• What is being asked
Filter the entries and keep only the lines where the string "description" appears.

(Stored data)

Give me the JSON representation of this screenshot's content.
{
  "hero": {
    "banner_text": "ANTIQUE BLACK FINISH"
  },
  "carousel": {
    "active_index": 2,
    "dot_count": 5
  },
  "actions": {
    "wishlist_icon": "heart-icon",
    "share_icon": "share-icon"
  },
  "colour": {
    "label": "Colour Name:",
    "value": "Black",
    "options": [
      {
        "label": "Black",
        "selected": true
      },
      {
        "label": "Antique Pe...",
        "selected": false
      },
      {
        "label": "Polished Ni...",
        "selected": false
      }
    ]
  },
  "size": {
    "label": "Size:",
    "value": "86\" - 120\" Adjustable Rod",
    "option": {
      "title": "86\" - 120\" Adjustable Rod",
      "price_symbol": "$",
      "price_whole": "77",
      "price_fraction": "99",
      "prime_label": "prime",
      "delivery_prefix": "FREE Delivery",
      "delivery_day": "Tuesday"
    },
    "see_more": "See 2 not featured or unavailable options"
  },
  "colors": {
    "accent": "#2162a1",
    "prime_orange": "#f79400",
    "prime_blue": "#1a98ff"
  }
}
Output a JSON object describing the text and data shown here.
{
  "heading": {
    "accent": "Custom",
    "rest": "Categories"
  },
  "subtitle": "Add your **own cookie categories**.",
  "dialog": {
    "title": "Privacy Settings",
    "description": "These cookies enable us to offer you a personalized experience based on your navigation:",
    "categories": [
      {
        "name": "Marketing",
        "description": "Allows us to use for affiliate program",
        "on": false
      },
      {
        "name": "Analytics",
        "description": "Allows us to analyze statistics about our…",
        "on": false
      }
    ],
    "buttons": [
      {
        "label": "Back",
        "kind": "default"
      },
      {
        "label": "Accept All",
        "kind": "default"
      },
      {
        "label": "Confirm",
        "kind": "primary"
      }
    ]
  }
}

• Final answer
    "description": "These cookies enable us to offer you a personalized experience based on your navigation:",
        "description": "Allows us to use for affiliate program",
        "description": "Allows us to analyze statistics about our…",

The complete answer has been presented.